EXERCÍCIO A >> Cite literalmente o trecho do texto sobre a denúncia Guarani Kaiowá na ONU que se inicia com as palavras contendo "Além de serem" e se encerra em "liderança Guarani e Kaiowá.".
EXERCÍCIO B >> Segundo o texto sobre a denúncia Guarani Kaiowá na ONU, em quantos hectares sobrevive a comunidade de Erileide?
EXERCÍCIO C >> Prossiga a redação do texto sobre a denúncia Guarani Kaiowá na ONU a partir da última frase apresentada.

TEXTO FORNECIDO >>
______
“Sofremos um genocídio planejado e silenciado”, denuncia jovem Guarani Kaiowá ao Fórum da ONU sobre povos indígenas
Erileide Guarani Kaiowá deu voz as denúncias durante a 21ª Sessão do Fórum Permanente da ONU sobre Questões Indígenas, nesta quinta,28
Em dialogo sobre direitos humanos com o Relator Especial sobre os direitos dos povos indígenas, José Francisco Cali Tzay, e o Mecanismo de Experts sobre os Direitos dos Povos Indígenas da ONU (EMRIP), a jovem liderança Guarani e Kaiowá, Erileide Domingues, retorna ao Fórum Permanente das Nações Unidas para as Questões Indígenas (UNPFII), para denunciar o genocídio dos povos originários no Brasil. “Sofremos um genocídio planejado e silenciado”, afirma a jovem, em declaração escrita entregue a 21ª Sessão do UNPFII, nesta quinta-feira, 28 de abril, em Nova York/USA, onde ocorre o evento.
Represento a Grande Assembleia, Aty Guasu do Guarani e Kaiowá de Mato Grosso do Sul, Erileide desta que o tema do Fórum, “Povos indígenas, negócios, autonomia e os princípios de direitos humanos da devida diligência, incluindo o consentimento livre, prévio e informado”, é de extrema importância ao seu povo, mas que não tem o que falar sobre experiências empresariais indígenas ou de consentimentos construídos a partir do respeito aos nossos povos. Isso porque, seu povo vive sob constante de violências e violações, vindas de setores como agronegócio, inclusive com ataque de seguranças privados e policiais às retomadas Guarani e Kaiowá.
“Sofremos um genocídio planejado e silenciado”
“Mas a pedido do nosso Conselho, quero denunciar que o governo brasileiro está, atualmente, financiando o arrendamento de nossas poucas terras. Que a própria organização indigenista federal tem organizado e fomentado a invasão de nossas terras”, denuncia a jovem Guarani Kaiowá. Que ainda reforça o fato de que todo o processo de demarcação de terras indígenas encontra-se paralisado.
O território aos povos indígenas é tido como um espaço sagrado, sem a demarcação e proteção por parte do Estado, “meu povo está morrendo de fome porque não temos terra para plantar. As poucas que nos restam, o governo brasileiro está arrendando para os agricultores do agronegócio”, reforça Erileide.
Além de serem forçados a viver em pequenas áreas, empurrados para reservas minúsculas, a grande maioria delas encontra-se em conflito e sem assistência dos órgãos de Estado, como relatou Erileide à ONU. “Minha comunidade sobrevive com menos de 50 hectares e estamos cercados de plantações de soja e milho. Denunciamos o impacto dos venenos em minha família e nas pessoas próximas a mim”, reforça a jovem liderança Guarani e Kaiowá.
______
Uma sequência de registros
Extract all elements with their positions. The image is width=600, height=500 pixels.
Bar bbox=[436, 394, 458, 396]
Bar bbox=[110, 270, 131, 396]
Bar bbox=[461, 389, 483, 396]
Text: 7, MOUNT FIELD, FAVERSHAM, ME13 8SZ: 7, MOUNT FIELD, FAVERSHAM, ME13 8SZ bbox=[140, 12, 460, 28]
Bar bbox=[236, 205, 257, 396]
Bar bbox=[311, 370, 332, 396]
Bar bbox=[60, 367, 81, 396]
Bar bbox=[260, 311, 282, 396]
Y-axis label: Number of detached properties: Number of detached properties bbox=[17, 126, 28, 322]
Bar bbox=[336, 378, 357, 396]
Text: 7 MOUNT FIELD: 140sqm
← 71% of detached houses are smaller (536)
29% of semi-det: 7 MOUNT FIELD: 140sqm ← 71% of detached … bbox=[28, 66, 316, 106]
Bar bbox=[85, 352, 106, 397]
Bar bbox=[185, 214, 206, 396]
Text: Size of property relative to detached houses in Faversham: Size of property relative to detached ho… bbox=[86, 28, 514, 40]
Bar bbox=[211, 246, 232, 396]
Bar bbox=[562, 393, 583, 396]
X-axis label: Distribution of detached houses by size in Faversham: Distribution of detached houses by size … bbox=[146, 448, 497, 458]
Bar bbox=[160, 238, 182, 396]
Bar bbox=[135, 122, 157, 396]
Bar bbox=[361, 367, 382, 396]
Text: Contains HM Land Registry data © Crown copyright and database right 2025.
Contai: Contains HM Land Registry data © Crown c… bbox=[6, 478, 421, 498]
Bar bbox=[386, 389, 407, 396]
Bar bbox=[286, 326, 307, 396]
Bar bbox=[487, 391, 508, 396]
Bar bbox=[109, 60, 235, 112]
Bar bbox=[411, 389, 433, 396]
______
RESPOSTA A >>
Além de serem forçados a viver em pequenas áreas, empurrados para reservas minúsculas, a grande maioria delas encontra-se em conflito e sem assistência dos órgãos de Estado, como relatou Erileide à ONU. “Minha comunidade sobrevive com menos de 50 hectares e estamos cercados de plantações de soja e milho. Denunciamos o impacto dos venenos em minha família e nas pessoas próximas a mim”, reforça a jovem liderança Guarani e Kaiowá.

RESPOSTA B >> Em menos de 50 hectares.

RESPOSTA C >>
“Quero denunciar que o governo brasileiro está, atualmente, financiando o arrendamento de nossas poucas terras. Que a própria organização indigenista federal tem organizado e fomentado a invasão de nossas terras”
Indiferente a medida cautelar da Comissão Interamericana de Direitos Humanos (CIDH), ao Estado brasileiro, para que garanta o direito à vida e à integridade pessoal dos membros da comunidade Guarani Kaiowá, nenhuma manifestação ou medida foi adotada pelo atual Governo brasileiro. O que gera uma série de questionamentos aos Guarani e Kaiowá.
“Por que o governo brasileiro, respeitando nosso direito de consentimento, não investe no que queremos produzir para alimentar nossas famílias? Por que sujeitar nosso povo ao arrendamento de soja, milho justamente para sustentar vacas e outros animais pelo mundo à fora, enquanto nossas crianças passam fome?”, questiona Erileide em nome de seu povo.
“Por que o governo brasileiro, respeitando nosso direito de consentimento, não investe no que queremos produzir para alimentar nossas famílias?”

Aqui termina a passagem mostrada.